# Do this
Copy out all the entries exactly.

|---|

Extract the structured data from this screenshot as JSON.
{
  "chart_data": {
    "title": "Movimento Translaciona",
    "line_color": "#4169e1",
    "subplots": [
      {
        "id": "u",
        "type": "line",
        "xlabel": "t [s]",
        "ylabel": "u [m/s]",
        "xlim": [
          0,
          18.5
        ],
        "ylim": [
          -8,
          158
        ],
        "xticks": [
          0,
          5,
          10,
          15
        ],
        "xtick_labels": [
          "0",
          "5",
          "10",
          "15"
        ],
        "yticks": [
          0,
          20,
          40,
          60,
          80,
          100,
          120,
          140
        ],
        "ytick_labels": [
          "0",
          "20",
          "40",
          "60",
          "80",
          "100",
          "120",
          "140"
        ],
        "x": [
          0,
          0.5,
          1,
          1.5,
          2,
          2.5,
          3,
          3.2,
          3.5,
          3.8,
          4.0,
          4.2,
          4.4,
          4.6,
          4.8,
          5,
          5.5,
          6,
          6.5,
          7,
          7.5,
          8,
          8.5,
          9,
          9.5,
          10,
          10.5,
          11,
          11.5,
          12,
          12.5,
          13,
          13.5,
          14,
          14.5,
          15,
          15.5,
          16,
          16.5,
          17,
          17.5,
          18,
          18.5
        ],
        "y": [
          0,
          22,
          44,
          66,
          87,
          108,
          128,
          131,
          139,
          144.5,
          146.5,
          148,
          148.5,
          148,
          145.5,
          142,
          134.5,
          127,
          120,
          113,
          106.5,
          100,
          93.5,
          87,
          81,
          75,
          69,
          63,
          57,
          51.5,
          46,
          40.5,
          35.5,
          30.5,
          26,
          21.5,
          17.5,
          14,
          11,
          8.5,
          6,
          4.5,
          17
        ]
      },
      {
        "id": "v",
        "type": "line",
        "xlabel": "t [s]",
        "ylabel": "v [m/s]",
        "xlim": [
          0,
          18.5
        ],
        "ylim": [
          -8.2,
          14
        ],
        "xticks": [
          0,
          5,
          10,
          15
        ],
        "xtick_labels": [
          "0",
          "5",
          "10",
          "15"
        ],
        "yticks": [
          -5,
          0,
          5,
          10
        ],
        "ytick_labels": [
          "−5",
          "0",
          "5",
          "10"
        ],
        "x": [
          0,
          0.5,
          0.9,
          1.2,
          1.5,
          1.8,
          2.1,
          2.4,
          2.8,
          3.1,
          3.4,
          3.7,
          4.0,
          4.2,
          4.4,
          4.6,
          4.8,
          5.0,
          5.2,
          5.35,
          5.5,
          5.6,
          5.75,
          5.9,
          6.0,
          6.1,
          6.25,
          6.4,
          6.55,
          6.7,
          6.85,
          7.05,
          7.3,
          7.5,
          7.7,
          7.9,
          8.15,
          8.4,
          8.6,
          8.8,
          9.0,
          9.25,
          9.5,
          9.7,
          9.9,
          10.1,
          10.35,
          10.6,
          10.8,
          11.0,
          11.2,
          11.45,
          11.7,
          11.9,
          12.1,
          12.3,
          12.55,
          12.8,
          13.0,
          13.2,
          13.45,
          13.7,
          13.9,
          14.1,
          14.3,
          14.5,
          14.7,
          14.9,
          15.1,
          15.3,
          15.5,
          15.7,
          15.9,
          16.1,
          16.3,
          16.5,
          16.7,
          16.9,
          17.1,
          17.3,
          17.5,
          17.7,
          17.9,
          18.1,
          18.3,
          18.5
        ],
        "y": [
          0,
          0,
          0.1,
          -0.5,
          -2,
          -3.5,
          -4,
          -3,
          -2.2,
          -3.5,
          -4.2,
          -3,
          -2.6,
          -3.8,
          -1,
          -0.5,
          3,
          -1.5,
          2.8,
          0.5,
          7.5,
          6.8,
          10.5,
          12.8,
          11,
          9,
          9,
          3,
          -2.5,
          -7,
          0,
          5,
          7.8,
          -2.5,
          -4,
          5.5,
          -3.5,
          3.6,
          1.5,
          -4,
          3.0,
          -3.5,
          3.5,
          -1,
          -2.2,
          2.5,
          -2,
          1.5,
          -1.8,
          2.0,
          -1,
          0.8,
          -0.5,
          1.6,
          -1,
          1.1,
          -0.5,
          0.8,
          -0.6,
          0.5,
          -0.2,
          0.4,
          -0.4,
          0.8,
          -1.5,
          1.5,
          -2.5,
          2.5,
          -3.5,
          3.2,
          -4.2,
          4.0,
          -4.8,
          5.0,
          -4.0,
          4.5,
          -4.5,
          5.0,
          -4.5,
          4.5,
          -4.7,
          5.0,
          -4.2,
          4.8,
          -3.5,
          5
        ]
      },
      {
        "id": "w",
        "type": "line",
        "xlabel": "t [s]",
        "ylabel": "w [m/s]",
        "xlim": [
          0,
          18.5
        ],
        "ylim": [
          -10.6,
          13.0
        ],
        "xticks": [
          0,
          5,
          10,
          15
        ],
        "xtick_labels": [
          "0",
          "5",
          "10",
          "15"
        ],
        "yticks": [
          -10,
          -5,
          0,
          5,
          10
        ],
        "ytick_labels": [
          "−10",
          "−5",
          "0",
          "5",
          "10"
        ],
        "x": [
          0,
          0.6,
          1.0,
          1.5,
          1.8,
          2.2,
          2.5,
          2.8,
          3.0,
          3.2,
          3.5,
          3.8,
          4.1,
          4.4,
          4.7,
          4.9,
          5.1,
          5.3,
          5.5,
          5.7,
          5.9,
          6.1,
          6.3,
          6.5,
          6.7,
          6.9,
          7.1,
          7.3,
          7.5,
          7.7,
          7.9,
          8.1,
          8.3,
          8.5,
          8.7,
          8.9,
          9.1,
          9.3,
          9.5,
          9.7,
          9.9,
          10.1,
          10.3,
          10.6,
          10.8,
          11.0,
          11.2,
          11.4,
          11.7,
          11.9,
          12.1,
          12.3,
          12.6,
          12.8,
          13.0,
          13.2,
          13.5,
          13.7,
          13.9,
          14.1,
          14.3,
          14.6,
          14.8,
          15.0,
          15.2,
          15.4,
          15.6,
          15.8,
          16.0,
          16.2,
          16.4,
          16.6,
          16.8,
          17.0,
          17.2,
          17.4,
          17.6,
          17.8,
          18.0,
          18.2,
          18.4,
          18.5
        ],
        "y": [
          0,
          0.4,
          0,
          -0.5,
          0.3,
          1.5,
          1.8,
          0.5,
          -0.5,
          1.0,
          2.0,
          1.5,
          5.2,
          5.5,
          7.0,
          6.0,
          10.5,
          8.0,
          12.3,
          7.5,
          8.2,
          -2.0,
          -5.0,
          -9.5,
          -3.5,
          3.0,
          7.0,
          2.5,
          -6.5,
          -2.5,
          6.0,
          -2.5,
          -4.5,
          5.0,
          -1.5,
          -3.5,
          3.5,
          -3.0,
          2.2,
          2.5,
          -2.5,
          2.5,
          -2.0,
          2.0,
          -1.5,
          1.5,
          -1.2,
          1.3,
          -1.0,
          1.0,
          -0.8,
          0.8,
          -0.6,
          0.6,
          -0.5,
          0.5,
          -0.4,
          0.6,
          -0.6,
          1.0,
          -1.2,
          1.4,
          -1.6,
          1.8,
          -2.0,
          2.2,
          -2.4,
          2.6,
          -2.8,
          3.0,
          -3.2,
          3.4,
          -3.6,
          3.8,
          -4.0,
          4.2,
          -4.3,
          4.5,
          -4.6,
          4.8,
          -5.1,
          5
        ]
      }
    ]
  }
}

|---|

# Solution to this task
Extract the structured data from this screenshot as JSON.
{
  "chart_data": {
    "title": "Movimento Translaciona",
    "line_color": "#4169e1",
    "subplots": [
      {
        "id": "u",
        "type": "line",
        "xlabel": "t [s]",
        "ylabel": "u [m/s]",
        "xlim": [
          0,
          18.5
        ],
        "ylim": [
          -8,
          158
        ],
        "xticks": [
          0,
          5,
          10,
          15
        ],
        "xtick_labels": [
          "0",
          "5",
          "10",
          "15"
        ],
        "yticks": [
          0,
          20,
          40,
          60,
          80,
          100,
          120,
          140
        ],
        "ytick_labels": [
          "0",
          "20",
          "40",
          "60",
          "80",
          "100",
          "120",
          "140"
        ],
        "x": [
          0,
          0.5,
          1,
          1.5,
          2,
          2.5,
          3,
          3.2,
          3.5,
          3.8,
          4.0,
          4.2,
          4.4,
          4.6,
          4.8,
          5,
          5.5,
          6,
          6.5,
          7,
          7.5,
          8,
          8.5,
          9,
          9.5,
          10,
          10.5,
          11,
          11.5,
          12,
          12.5,
          13,
          13.5,
          14,
          14.5,
          15,
          15.5,
          16,
          16.5,
          17,
          17.5,
          18,
          18.5
        ],
        "y": [
          0,
          22,
          44,
          66,
          87,
          108,
          128,
          131,
          139,
          144.5,
          146.5,
          148,
          148.5,
          148,
          145.5,
          142,
          134.5,
          127,
          120,
          113,
          106.5,
          100,
          93.5,
          87,
          81,
          75,
          69,
          63,
          57,
          51.5,
          46,
          40.5,
          35.5,
          30.5,
          26,
          21.5,
          17.5,
          14,
          11,
          8.5,
          6,
          4.5,
          17
        ]
      },
      {
        "id": "v",
        "type": "line",
        "xlabel": "t [s]",
        "ylabel": "v [m/s]",
        "xlim": [
          0,
          18.5
        ],
        "ylim": [
          -8.2,
          14
        ],
        "xticks": [
          0,
          5,
          10,
          15
        ],
        "xtick_labels": [
          "0",
          "5",
          "10",
          "15"
        ],
        "yticks": [
          -5,
          0,
          5,
          10
        ],
        "ytick_labels": [
          "−5",
          "0",
          "5",
          "10"
        ],
        "x": [
          0,
          0.5,
          0.9,
          1.2,
          1.5,
          1.8,
          2.1,
          2.4,
          2.8,
          3.1,
          3.4,
          3.7,
          4.0,
          4.2,
          4.4,
          4.6,
          4.8,
          5.0,
          5.2,
          5.35,
          5.5,
          5.6,
          5.75,
          5.9,
          6.0,
          6.1,
          6.25,
          6.4,
          6.55,
          6.7,
          6.85,
          7.05,
          7.3,
          7.5,
          7.7,
          7.9,
          8.15,
          8.4,
          8.6,
          8.8,
          9.0,
          9.25,
          9.5,
          9.7,
          9.9,
          10.1,
          10.35,
          10.6,
          10.8,
          11.0,
          11.2,
          11.45,
          11.7,
          11.9,
          12.1,
          12.3,
          12.55,
          12.8,
          13.0,
          13.2,
          13.45,
          13.7,
          13.9,
          14.1,
          14.3,
          14.5,
          14.7,
          14.9,
          15.1,
          15.3,
          15.5,
          15.7,
          15.9,
          16.1,
          16.3,
          16.5,
          16.7,
          16.9,
          17.1,
          17.3,
          17.5,
          17.7,
          17.9,
          18.1,
          18.3,
          18.5
        ],
        "y": [
          0,
          0,
          0.1,
          -0.5,
          -2,
          -3.5,
          -4,
          -3,
          -2.2,
          -3.5,
          -4.2,
          -3,
          -2.6,
          -3.8,
          -1,
          -0.5,
          3,
          -1.5,
          2.8,
          0.5,
          7.5,
          6.8,
          10.5,
          12.8,
          11,
          9,
          9,
          3,
          -2.5,
          -7,
          0,
          5,
          7.8,
          -2.5,
          -4,
          5.5,
          -3.5,
          3.6,
          1.5,
          -4,
          3.0,
          -3.5,
          3.5,
          -1,
          -2.2,
          2.5,
          -2,
          1.5,
          -1.8,
          2.0,
          -1,
          0.8,
          -0.5,
          1.6,
          -1,
          1.1,
          -0.5,
          0.8,
          -0.6,
          0.5,
          -0.2,
          0.4,
          -0.4,
          0.8,
          -1.5,
          1.5,
          -2.5,
          2.5,
          -3.5,
          3.2,
          -4.2,
          4.0,
          -4.8,
          5.0,
          -4.0,
          4.5,
          -4.5,
          5.0,
          -4.5,
          4.5,
          -4.7,
          5.0,
          -4.2,
          4.8,
          -3.5,
          5
        ]
      },
      {
        "id": "w",
        "type": "line",
        "xlabel": "t [s]",
        "ylabel": "w [m/s]",
        "xlim": [
          0,
          18.5
        ],
        "ylim": [
          -10.6,
          13.0
        ],
        "xticks": [
          0,
          5,
          10,
          15
        ],
        "xtick_labels": [
          "0",
          "5",
          "10",
          "15"
        ],
        "yticks": [
          -10,
          -5,
          0,
          5,
          10
        ],
        "ytick_labels": [
          "−10",
          "−5",
          "0",
          "5",
          "10"
        ],
        "x": [
          0,
          0.6,
          1.0,
          1.5,
          1.8,
          2.2,
          2.5,
          2.8,
          3.0,
          3.2,
          3.5,
          3.8,
          4.1,
          4.4,
          4.7,
          4.9,
          5.1,
          5.3,
          5.5,
          5.7,
          5.9,
          6.1,
          6.3,
          6.5,
          6.7,
          6.9,
          7.1,
          7.3,
          7.5,
          7.7,
          7.9,
          8.1,
          8.3,
          8.5,
          8.7,
          8.9,
          9.1,
          9.3,
          9.5,
          9.7,
          9.9,
          10.1,
          10.3,
          10.6,
          10.8,
          11.0,
          11.2,
          11.4,
          11.7,
          11.9,
          12.1,
          12.3,
          12.6,
          12.8,
          13.0,
          13.2,
          13.5,
          13.7,
          13.9,
          14.1,
          14.3,
          14.6,
          14.8,
          15.0,
          15.2,
          15.4,
          15.6,
          15.8,
          16.0,
          16.2,
          16.4,
          16.6,
          16.8,
          17.0,
          17.2,
          17.4,
          17.6,
          17.8,
          18.0,
          18.2,
          18.4,
          18.5
        ],
        "y": [
          0,
          0.4,
          0,
          -0.5,
          0.3,
          1.5,
          1.8,
          0.5,
          -0.5,
          1.0,
          2.0,
          1.5,
          5.2,
          5.5,
          7.0,
          6.0,
          10.5,
          8.0,
          12.3,
          7.5,
          8.2,
          -2.0,
          -5.0,
          -9.5,
          -3.5,
          3.0,
          7.0,
          2.5,
          -6.5,
          -2.5,
          6.0,
          -2.5,
          -4.5,
          5.0,
          -1.5,
          -3.5,
          3.5,
          -3.0,
          2.2,
          2.5,
          -2.5,
          2.5,
          -2.0,
          2.0,
          -1.5,
          1.5,
          -1.2,
          1.3,
          -1.0,
          1.0,
          -0.8,
          0.8,
          -0.6,
          0.6,
          -0.5,
          0.5,
          -0.4,
          0.6,
          -0.6,
          1.0,
          -1.2,
          1.4,
          -1.6,
          1.8,
          -2.0,
          2.2,
          -2.4,
          2.6,
          -2.8,
          3.0,
          -3.2,
          3.4,
          -3.6,
          3.8,
          -4.0,
          4.2,
          -4.3,
          4.5,
          -4.6,
          4.8,
          -5.1,
          5
        ]
      }
    ]
  }
}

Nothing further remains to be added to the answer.